### DATA FOR THIS TASK
--------------------
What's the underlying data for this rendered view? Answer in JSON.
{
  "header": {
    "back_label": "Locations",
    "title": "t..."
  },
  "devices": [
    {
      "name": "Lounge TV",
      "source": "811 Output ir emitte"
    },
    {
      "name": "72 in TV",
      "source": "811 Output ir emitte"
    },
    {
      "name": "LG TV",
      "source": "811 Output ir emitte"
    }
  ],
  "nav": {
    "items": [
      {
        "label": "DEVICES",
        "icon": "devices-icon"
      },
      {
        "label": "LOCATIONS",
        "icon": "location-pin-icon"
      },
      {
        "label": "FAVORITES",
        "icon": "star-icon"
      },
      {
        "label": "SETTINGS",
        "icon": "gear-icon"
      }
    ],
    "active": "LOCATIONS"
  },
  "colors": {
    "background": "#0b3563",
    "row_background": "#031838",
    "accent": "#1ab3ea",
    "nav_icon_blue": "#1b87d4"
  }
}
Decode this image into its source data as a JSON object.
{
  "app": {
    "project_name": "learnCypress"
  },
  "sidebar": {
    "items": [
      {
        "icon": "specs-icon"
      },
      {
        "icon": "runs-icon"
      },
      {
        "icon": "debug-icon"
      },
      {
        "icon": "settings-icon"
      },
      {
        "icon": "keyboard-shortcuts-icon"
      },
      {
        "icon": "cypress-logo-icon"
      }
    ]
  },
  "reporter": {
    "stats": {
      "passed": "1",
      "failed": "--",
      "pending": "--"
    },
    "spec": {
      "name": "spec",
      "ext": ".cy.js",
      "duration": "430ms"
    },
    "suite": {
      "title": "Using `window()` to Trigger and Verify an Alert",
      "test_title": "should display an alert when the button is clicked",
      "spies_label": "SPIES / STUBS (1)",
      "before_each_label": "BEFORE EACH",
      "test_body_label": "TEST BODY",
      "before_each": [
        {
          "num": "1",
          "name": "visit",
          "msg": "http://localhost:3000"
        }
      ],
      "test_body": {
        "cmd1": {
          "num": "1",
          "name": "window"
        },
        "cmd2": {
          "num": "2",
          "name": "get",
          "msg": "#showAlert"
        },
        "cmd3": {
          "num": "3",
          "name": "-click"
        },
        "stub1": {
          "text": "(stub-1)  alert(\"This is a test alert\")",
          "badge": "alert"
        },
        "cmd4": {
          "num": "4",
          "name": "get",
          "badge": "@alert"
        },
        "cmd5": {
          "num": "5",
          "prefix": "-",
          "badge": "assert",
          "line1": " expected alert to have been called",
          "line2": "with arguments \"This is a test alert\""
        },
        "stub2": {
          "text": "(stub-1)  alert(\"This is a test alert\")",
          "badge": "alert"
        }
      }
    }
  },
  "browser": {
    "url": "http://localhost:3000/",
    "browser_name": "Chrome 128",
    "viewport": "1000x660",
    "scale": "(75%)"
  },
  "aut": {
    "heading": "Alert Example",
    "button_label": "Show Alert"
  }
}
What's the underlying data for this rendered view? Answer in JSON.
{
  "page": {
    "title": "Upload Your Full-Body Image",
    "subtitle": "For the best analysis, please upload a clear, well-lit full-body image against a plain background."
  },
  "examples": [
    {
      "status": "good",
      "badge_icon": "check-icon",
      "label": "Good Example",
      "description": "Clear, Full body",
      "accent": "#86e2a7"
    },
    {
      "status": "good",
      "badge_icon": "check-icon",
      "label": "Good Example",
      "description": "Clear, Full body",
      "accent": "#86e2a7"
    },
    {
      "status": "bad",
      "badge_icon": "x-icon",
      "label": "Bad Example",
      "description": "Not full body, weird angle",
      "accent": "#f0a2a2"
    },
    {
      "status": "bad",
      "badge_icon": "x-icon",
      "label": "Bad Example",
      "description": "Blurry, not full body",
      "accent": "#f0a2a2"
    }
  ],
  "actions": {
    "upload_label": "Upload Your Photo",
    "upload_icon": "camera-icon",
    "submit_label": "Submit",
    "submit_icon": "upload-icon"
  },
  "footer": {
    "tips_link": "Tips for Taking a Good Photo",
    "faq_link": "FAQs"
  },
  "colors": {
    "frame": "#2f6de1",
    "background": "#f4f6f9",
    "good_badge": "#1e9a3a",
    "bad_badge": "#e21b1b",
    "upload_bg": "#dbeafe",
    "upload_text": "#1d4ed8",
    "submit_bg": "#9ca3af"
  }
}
--------------------
Each line of the material should be duplicated exactly, please.

### THE RESPONSE
What's the underlying data for this rendered view? Answer in JSON.
{
  "header": {
    "back_label": "Locations",
    "title": "t..."
  },
  "devices": [
    {
      "name": "Lounge TV",
      "source": "811 Output ir emitte"
    },
    {
      "name": "72 in TV",
      "source": "811 Output ir emitte"
    },
    {
      "name": "LG TV",
      "source": "811 Output ir emitte"
    }
  ],
  "nav": {
    "items": [
      {
        "label": "DEVICES",
        "icon": "devices-icon"
      },
      {
        "label": "LOCATIONS",
        "icon": "location-pin-icon"
      },
      {
        "label": "FAVORITES",
        "icon": "star-icon"
      },
      {
        "label": "SETTINGS",
        "icon": "gear-icon"
      }
    ],
    "active": "LOCATIONS"
  },
  "colors": {
    "background": "#0b3563",
    "row_background": "#031838",
    "accent": "#1ab3ea",
    "nav_icon_blue": "#1b87d4"
  }
}
Decode this image into its source data as a JSON object.
{
  "app": {
    "project_name": "learnCypress"
  },
  "sidebar": {
    "items": [
      {
        "icon": "specs-icon"
      },
      {
        "icon": "runs-icon"
      },
      {
        "icon": "debug-icon"
      },
      {
        "icon": "settings-icon"
      },
      {
        "icon": "keyboard-shortcuts-icon"
      },
      {
        "icon": "cypress-logo-icon"
      }
    ]
  },
  "reporter": {
    "stats": {
      "passed": "1",
      "failed": "--",
      "pending": "--"
    },
    "spec": {
      "name": "spec",
      "ext": ".cy.js",
      "duration": "430ms"
    },
    "suite": {
      "title": "Using `window()` to Trigger and Verify an Alert",
      "test_title": "should display an alert when the button is clicked",
      "spies_label": "SPIES / STUBS (1)",
      "before_each_label": "BEFORE EACH",
      "test_body_label": "TEST BODY",
      "before_each": [
        {
          "num": "1",
          "name": "visit",
          "msg": "http://localhost:3000"
        }
      ],
      "test_body": {
        "cmd1": {
          "num": "1",
          "name": "window"
        },
        "cmd2": {
          "num": "2",
          "name": "get",
          "msg": "#showAlert"
        },
        "cmd3": {
          "num": "3",
          "name": "-click"
        },
        "stub1": {
          "text": "(stub-1)  alert(\"This is a test alert\")",
          "badge": "alert"
        },
        "cmd4": {
          "num": "4",
          "name": "get",
          "badge": "@alert"
        },
        "cmd5": {
          "num": "5",
          "prefix": "-",
          "badge": "assert",
          "line1": " expected alert to have been called",
          "line2": "with arguments \"This is a test alert\""
        },
        "stub2": {
          "text": "(stub-1)  alert(\"This is a test alert\")",
          "badge": "alert"
        }
      }
    }
  },
  "browser": {
    "url": "http://localhost:3000/",
    "browser_name": "Chrome 128",
    "viewport": "1000x660",
    "scale": "(75%)"
  },
  "aut": {
    "heading": "Alert Example",
    "button_label": "Show Alert"
  }
}
What's the underlying data for this rendered view? Answer in JSON.
{
  "page": {
    "title": "Upload Your Full-Body Image",
    "subtitle": "For the best analysis, please upload a clear, well-lit full-body image against a plain background."
  },
  "examples": [
    {
      "status": "good",
      "badge_icon": "check-icon",
      "label": "Good Example",
      "description": "Clear, Full body",
      "accent": "#86e2a7"
    },
    {
      "status": "good",
      "badge_icon": "check-icon",
      "label": "Good Example",
      "description": "Clear, Full body",
      "accent": "#86e2a7"
    },
    {
      "status": "bad",
      "badge_icon": "x-icon",
      "label": "Bad Example",
      "description": "Not full body, weird angle",
      "accent": "#f0a2a2"
    },
    {
      "status": "bad",
      "badge_icon": "x-icon",
      "label": "Bad Example",
      "description": "Blurry, not full body",
      "accent": "#f0a2a2"
    }
  ],
  "actions": {
    "upload_label": "Upload Your Photo",
    "upload_icon": "camera-icon",
    "submit_label": "Submit",
    "submit_icon": "upload-icon"
  },
  "footer": {
    "tips_link": "Tips for Taking a Good Photo",
    "faq_link": "FAQs"
  },
  "colors": {
    "frame": "#2f6de1",
    "background": "#f4f6f9",
    "good_badge": "#1e9a3a",
    "bad_badge": "#e21b1b",
    "upload_bg": "#dbeafe",
    "upload_text": "#1d4ed8",
    "submit_bg": "#9ca3af"
  }
}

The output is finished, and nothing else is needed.